WORK TO DO. Would you restate all the data that follows, word for word?

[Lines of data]

========================

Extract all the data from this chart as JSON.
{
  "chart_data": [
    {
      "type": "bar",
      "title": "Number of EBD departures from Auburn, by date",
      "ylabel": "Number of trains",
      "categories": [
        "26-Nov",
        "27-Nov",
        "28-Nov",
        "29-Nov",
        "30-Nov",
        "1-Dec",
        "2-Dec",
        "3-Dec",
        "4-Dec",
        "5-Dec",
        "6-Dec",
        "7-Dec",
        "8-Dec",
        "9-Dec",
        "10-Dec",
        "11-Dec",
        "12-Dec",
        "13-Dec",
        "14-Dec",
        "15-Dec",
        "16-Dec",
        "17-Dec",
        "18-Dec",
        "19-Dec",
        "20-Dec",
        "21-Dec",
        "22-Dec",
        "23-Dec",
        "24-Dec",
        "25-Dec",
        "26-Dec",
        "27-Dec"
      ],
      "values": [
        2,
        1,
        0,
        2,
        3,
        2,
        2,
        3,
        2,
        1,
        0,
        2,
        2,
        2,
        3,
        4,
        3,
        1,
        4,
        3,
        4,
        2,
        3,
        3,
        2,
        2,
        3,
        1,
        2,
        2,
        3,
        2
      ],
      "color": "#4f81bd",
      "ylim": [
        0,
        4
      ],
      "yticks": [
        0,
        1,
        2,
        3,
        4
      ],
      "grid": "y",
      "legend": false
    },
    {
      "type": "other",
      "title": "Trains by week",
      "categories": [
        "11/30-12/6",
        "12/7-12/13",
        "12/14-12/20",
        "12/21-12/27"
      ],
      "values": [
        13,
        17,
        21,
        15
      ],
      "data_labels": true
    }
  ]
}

========================

RESPONSE TO THIS TASK.
Extract all the data from this chart as JSON.
{
  "chart_data": [
    {
      "type": "bar",
      "title": "Number of EBD departures from Auburn, by date",
      "ylabel": "Number of trains",
      "categories": [
        "26-Nov",
        "27-Nov",
        "28-Nov",
        "29-Nov",
        "30-Nov",
        "1-Dec",
        "2-Dec",
        "3-Dec",
        "4-Dec",
        "5-Dec",
        "6-Dec",
        "7-Dec",
        "8-Dec",
        "9-Dec",
        "10-Dec",
        "11-Dec",
        "12-Dec",
        "13-Dec",
        "14-Dec",
        "15-Dec",
        "16-Dec",
        "17-Dec",
        "18-Dec",
        "19-Dec",
        "20-Dec",
        "21-Dec",
        "22-Dec",
        "23-Dec",
        "24-Dec",
        "25-Dec",
        "26-Dec",
        "27-Dec"
      ],
      "values": [
        2,
        1,
        0,
        2,
        3,
        2,
        2,
        3,
        2,
        1,
        0,
        2,
        2,
        2,
        3,
        4,
        3,
        1,
        4,
        3,
        4,
        2,
        3,
        3,
        2,
        2,
        3,
        1,
        2,
        2,
        3,
        2
      ],
      "color": "#4f81bd",
      "ylim": [
        0,
        4
      ],
      "yticks": [
        0,
        1,
        2,
        3,
        4
      ],
      "grid": "y",
      "legend": false
    },
    {
      "type": "other",
      "title": "Trains by week",
      "categories": [
        "11/30-12/6",
        "12/7-12/13",
        "12/14-12/20",
        "12/21-12/27"
      ],
      "values": [
        13,
        17,
        21,
        15
      ],
      "data_labels": true
    }
  ]
}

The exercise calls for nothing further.